• _Task prompt_
Lay out the data as a Markdown table with the columns Row and Line, beginning at the line that contains "vote-buttons: 0 0 — [974, 465, 1170, 521]" and stopping after the line that contains "dot — [1144, 732, 1154, 742]". Number each row and leave out any blank lines.

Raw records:
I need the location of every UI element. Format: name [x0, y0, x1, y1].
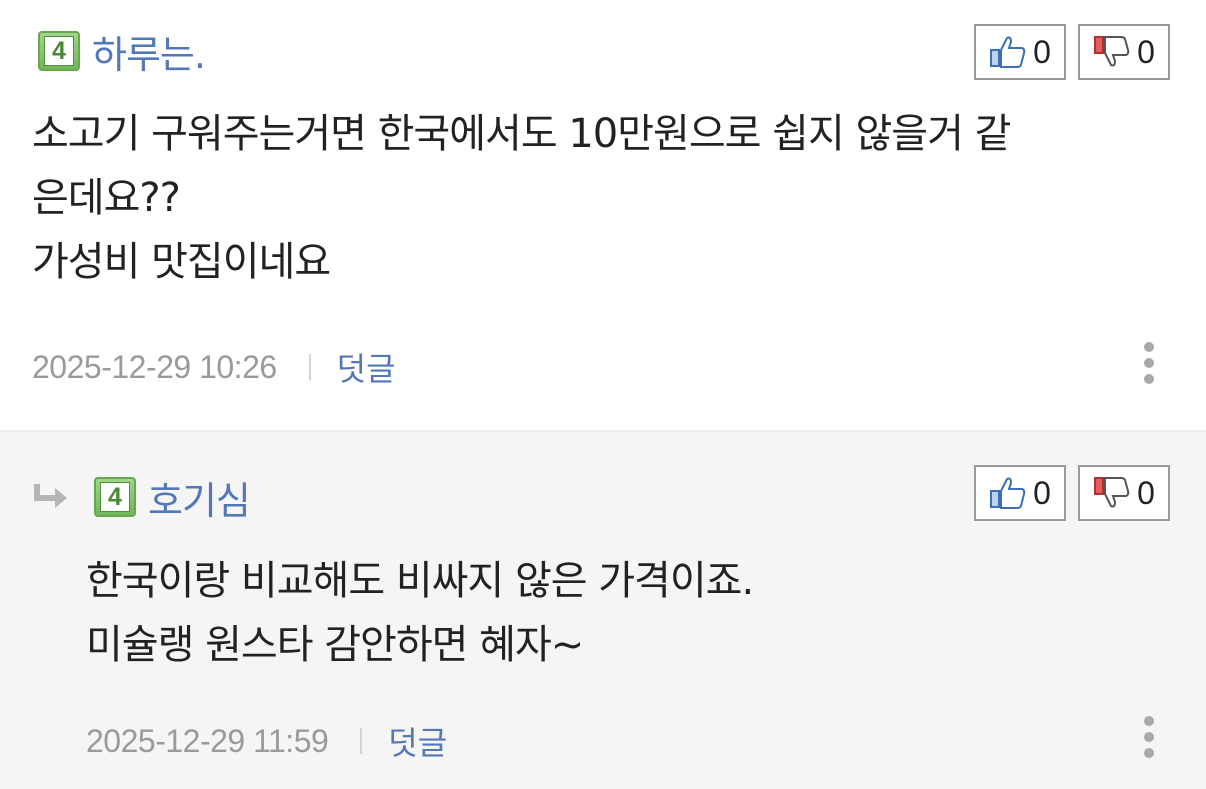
vote-buttons: 0 0 — [974, 465, 1170, 521]
thumbs-up-icon — [990, 477, 1026, 509]
dot — [1144, 716, 1154, 726]
comment-meta: 2025-12-29 10:26 덧글 — [32, 344, 396, 390]
like-count: 0 — [1033, 33, 1051, 70]
comment-body: 한국이랑 비교해도 비싸지 않은 가격이죠. 미슐랭 원스타 감안하면 혜자~ — [86, 549, 1166, 677]
reply-arrow-icon — [32, 477, 72, 517]
thumbs-down-icon — [1094, 36, 1130, 67]
dot — [1144, 732, 1154, 742]
like-count: 0 — [1033, 474, 1051, 511]
reply-link[interactable]: 덧글 — [337, 344, 396, 390]
dot — [1144, 342, 1154, 352]
dislike-button[interactable]: 0 — [1078, 24, 1170, 80]
level-number: 4 — [44, 36, 74, 66]
comment-line: 가성비 맛집이네요 — [32, 239, 331, 285]
comment-line: 미슐랭 원스타 감안하면 혜자~ — [86, 622, 584, 668]
dislike-count: 0 — [1137, 33, 1155, 70]
comment-meta: 2025-12-29 11:59 덧글 — [86, 718, 447, 764]
dislike-button[interactable]: 0 — [1078, 465, 1170, 521]
comment-line: 은데요?? — [32, 175, 181, 221]
divider — [360, 728, 363, 754]
comment-line: 소고기 구워주는거면 한국에서도 10만원으로 쉽지 않을거 같 — [32, 111, 1011, 157]
vote-buttons: 0 0 — [974, 24, 1170, 80]
dislike-count: 0 — [1137, 474, 1155, 511]
reply-comment: 4 호기심 0 0 한국이랑 비교해도 비싸지 않은 가격이죠. 미슐랭 원스타… — [0, 430, 1206, 789]
author-nickname[interactable]: 호기심 — [148, 470, 251, 525]
level-badge: 4 — [94, 477, 136, 517]
comment: 4 하루는. 0 0 소고기 구워주는거면 한국에서도 10만원으로 쉽지 않을… — [0, 0, 1206, 430]
more-vertical-icon[interactable] — [1134, 340, 1164, 386]
thumbs-up-icon — [990, 36, 1026, 68]
author-nickname[interactable]: 하루는. — [92, 24, 206, 79]
timestamp: 2025-12-29 10:26 — [32, 348, 277, 385]
thumbs-down-icon — [1094, 477, 1130, 508]
dot — [1144, 358, 1154, 368]
dot — [1144, 748, 1154, 758]
more-vertical-icon[interactable] — [1134, 714, 1164, 760]
dot — [1144, 374, 1154, 384]
level-badge: 4 — [38, 31, 80, 71]
timestamp: 2025-12-29 11:59 — [86, 722, 329, 759]
like-button[interactable]: 0 — [974, 465, 1066, 521]
level-number: 4 — [100, 482, 130, 512]
divider — [308, 354, 311, 380]
like-button[interactable]: 0 — [974, 24, 1066, 80]
comment-header: 4 호기심 — [32, 470, 251, 525]
comment-header: 4 하루는. — [38, 24, 206, 79]
reply-link[interactable]: 덧글 — [388, 718, 447, 764]
comment-body: 소고기 구워주는거면 한국에서도 10만원으로 쉽지 않을거 같 은데요?? 가… — [32, 102, 1172, 294]
comment-line: 한국이랑 비교해도 비싸지 않은 가격이죠. — [86, 558, 754, 604]
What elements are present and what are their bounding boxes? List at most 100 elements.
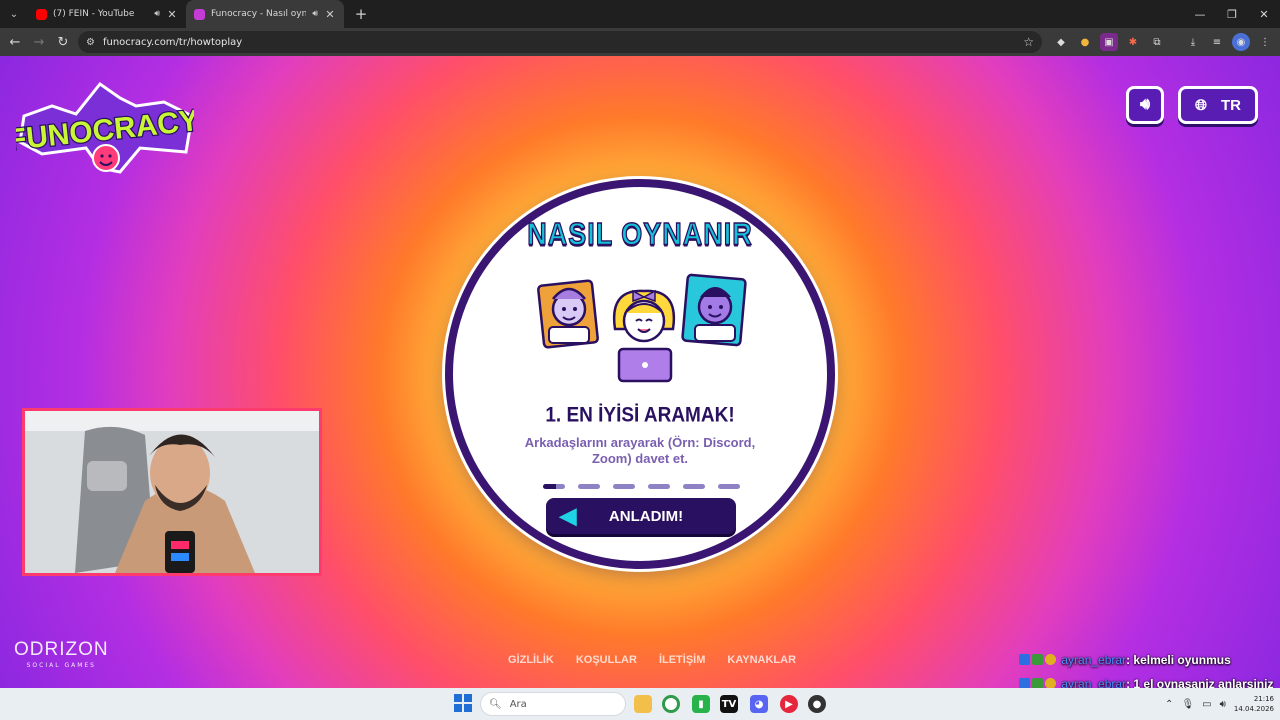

• _Response to the task_
| Row | Line |
|---|---|
| 1 | vote-buttons: 0 0 — [974, 465, 1170, 521] |
| 2 | thumbs-up-icon — [990, 477, 1026, 509] |
| 3 | dot — [1144, 716, 1154, 726] |
| 4 | comment-meta: 2025-12-29 10:26 덧글 — [32, 344, 396, 390] |
| 5 | like-count: 0 — [1033, 33, 1051, 70] |
| 6 | comment-body: 한국이랑 비교해도 비싸지 않은 가격이죠. 미슐랭 원스타 감안하면 혜자~ — [86, 549, 1166, 677] |
| 7 | reply-arrow-icon — [32, 477, 72, 517] |
| 8 | thumbs-down-icon — [1094, 36, 1130, 67] |
| 9 | dot — [1144, 732, 1154, 742] |